GOAL: Each record is to be printed again precisely as it reads.

Extracted data entries:
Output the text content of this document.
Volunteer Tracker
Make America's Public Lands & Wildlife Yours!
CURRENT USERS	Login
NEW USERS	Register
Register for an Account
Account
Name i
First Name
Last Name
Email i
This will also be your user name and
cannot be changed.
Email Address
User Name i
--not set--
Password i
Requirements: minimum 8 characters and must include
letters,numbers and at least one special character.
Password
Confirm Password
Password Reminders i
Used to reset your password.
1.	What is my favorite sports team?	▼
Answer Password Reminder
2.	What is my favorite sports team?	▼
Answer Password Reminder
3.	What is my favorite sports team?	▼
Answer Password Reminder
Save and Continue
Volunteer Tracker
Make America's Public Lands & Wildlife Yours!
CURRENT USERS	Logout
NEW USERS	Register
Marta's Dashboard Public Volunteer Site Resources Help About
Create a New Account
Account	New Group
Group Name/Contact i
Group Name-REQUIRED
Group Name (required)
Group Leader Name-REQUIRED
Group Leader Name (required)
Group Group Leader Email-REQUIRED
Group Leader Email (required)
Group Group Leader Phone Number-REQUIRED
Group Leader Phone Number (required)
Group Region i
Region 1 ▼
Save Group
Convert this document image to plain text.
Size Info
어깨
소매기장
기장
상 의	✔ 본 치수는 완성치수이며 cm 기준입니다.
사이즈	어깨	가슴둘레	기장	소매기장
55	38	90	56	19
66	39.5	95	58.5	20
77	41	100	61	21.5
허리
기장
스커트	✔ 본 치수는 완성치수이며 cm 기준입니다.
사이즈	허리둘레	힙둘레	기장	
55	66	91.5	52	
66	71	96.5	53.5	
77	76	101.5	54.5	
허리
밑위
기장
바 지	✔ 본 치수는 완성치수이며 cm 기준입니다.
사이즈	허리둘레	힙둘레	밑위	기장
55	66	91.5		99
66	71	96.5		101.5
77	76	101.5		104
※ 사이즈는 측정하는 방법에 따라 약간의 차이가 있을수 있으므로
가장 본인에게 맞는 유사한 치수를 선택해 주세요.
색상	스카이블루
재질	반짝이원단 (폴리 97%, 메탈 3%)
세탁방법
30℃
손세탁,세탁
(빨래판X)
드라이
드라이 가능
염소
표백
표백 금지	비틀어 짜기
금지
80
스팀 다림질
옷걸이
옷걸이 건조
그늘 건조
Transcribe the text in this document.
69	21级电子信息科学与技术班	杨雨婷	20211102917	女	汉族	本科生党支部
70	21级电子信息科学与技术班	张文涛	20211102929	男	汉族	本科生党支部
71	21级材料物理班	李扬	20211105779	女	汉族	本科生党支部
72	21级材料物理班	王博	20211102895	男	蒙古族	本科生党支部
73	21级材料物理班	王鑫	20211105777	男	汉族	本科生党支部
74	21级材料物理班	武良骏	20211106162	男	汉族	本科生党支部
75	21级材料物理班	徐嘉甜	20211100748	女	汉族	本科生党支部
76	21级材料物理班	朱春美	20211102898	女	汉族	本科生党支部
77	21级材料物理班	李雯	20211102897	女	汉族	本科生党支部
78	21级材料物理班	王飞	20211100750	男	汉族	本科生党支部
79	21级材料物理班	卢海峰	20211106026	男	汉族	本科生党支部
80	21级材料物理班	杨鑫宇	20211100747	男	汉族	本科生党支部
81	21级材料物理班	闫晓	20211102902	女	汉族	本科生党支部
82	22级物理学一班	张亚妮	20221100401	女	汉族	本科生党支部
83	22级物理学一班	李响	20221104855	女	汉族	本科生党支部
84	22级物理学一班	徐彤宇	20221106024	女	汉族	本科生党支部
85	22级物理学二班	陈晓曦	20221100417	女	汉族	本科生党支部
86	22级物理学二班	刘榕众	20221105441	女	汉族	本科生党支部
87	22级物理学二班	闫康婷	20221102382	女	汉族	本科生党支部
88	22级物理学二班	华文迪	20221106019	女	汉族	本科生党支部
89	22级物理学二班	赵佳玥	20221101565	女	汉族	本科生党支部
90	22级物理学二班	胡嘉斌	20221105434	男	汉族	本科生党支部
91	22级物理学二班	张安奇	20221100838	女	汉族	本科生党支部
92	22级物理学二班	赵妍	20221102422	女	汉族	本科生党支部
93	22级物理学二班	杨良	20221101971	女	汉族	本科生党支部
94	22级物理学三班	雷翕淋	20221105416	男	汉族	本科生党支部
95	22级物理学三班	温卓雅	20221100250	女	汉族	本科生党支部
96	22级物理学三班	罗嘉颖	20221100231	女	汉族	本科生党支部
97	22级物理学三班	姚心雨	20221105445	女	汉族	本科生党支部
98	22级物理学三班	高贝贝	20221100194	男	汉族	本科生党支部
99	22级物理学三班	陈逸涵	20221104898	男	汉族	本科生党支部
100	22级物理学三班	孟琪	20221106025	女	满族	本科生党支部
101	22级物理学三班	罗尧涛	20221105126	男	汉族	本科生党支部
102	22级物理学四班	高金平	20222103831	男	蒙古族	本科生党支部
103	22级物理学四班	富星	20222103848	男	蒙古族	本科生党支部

COMPLETED EXERCISE:
Output the text content of this document.
Volunteer Tracker
Make America's Public Lands & Wildlife Yours!
CURRENT USERS	Login
NEW USERS	Register
Register for an Account
Account
Name i
First Name
Last Name
Email i
This will also be your user name and
cannot be changed.
Email Address
User Name i
--not set--
Password i
Requirements: minimum 8 characters and must include
letters,numbers and at least one special character.
Password
Confirm Password
Password Reminders i
Used to reset your password.
1.	What is my favorite sports team?	▼
Answer Password Reminder
2.	What is my favorite sports team?	▼
Answer Password Reminder
3.	What is my favorite sports team?	▼
Answer Password Reminder
Save and Continue
Volunteer Tracker
Make America's Public Lands & Wildlife Yours!
CURRENT USERS	Logout
NEW USERS	Register
Marta's Dashboard Public Volunteer Site Resources Help About
Create a New Account
Account	New Group
Group Name/Contact i
Group Name-REQUIRED
Group Name (required)
Group Leader Name-REQUIRED
Group Leader Name (required)
Group Group Leader Email-REQUIRED
Group Leader Email (required)
Group Group Leader Phone Number-REQUIRED
Group Leader Phone Number (required)
Group Region i
Region 1 ▼
Save Group
Convert this document image to plain text.
Size Info
어깨
소매기장
기장
상 의	✔ 본 치수는 완성치수이며 cm 기준입니다.
사이즈	어깨	가슴둘레	기장	소매기장
55	38	90	56	19
66	39.5	95	58.5	20
77	41	100	61	21.5
허리
기장
스커트	✔ 본 치수는 완성치수이며 cm 기준입니다.
사이즈	허리둘레	힙둘레	기장	
55	66	91.5	52	
66	71	96.5	53.5	
77	76	101.5	54.5	
허리
밑위
기장
바 지	✔ 본 치수는 완성치수이며 cm 기준입니다.
사이즈	허리둘레	힙둘레	밑위	기장
55	66	91.5		99
66	71	96.5		101.5
77	76	101.5		104
※ 사이즈는 측정하는 방법에 따라 약간의 차이가 있을수 있으므로
가장 본인에게 맞는 유사한 치수를 선택해 주세요.
색상	스카이블루
재질	반짝이원단 (폴리 97%, 메탈 3%)
세탁방법
30℃
손세탁,세탁
(빨래판X)
드라이
드라이 가능
염소
표백
표백 금지	비틀어 짜기
금지
80
스팀 다림질
옷걸이
옷걸이 건조
그늘 건조
Transcribe the text in this document.
69	21级电子信息科学与技术班	杨雨婷	20211102917	女	汉族	本科生党支部
70	21级电子信息科学与技术班	张文涛	20211102929	男	汉族	本科生党支部
71	21级材料物理班	李扬	20211105779	女	汉族	本科生党支部
72	21级材料物理班	王博	20211102895	男	蒙古族	本科生党支部
73	21级材料物理班	王鑫	20211105777	男	汉族	本科生党支部
74	21级材料物理班	武良骏	20211106162	男	汉族	本科生党支部
75	21级材料物理班	徐嘉甜	20211100748	女	汉族	本科生党支部
76	21级材料物理班	朱春美	20211102898	女	汉族	本科生党支部
77	21级材料物理班	李雯	20211102897	女	汉族	本科生党支部
78	21级材料物理班	王飞	20211100750	男	汉族	本科生党支部
79	21级材料物理班	卢海峰	20211106026	男	汉族	本科生党支部
80	21级材料物理班	杨鑫宇	20211100747	男	汉族	本科生党支部
81	21级材料物理班	闫晓	20211102902	女	汉族	本科生党支部
82	22级物理学一班	张亚妮	20221100401	女	汉族	本科生党支部
83	22级物理学一班	李响	20221104855	女	汉族	本科生党支部
84	22级物理学一班	徐彤宇	20221106024	女	汉族	本科生党支部
85	22级物理学二班	陈晓曦	20221100417	女	汉族	本科生党支部
86	22级物理学二班	刘榕众	20221105441	女	汉族	本科生党支部
87	22级物理学二班	闫康婷	20221102382	女	汉族	本科生党支部
88	22级物理学二班	华文迪	20221106019	女	汉族	本科生党支部
89	22级物理学二班	赵佳玥	20221101565	女	汉族	本科生党支部
90	22级物理学二班	胡嘉斌	20221105434	男	汉族	本科生党支部
91	22级物理学二班	张安奇	20221100838	女	汉族	本科生党支部
92	22级物理学二班	赵妍	20221102422	女	汉族	本科生党支部
93	22级物理学二班	杨良	20221101971	女	汉族	本科生党支部
94	22级物理学三班	雷翕淋	20221105416	男	汉族	本科生党支部
95	22级物理学三班	温卓雅	20221100250	女	汉族	本科生党支部
96	22级物理学三班	罗嘉颖	20221100231	女	汉族	本科生党支部
97	22级物理学三班	姚心雨	20221105445	女	汉族	本科生党支部
98	22级物理学三班	高贝贝	20221100194	男	汉族	本科生党支部
99	22级物理学三班	陈逸涵	20221104898	男	汉族	本科生党支部
100	22级物理学三班	孟琪	20221106025	女	满族	本科生党支部
101	22级物理学三班	罗尧涛	20221105126	男	汉族	本科生党支部
102	22级物理学四班	高金平	20222103831	男	蒙古族	本科生党支部
103	22级物理学四班	富星	20222103848	男	蒙古族	本科生党支部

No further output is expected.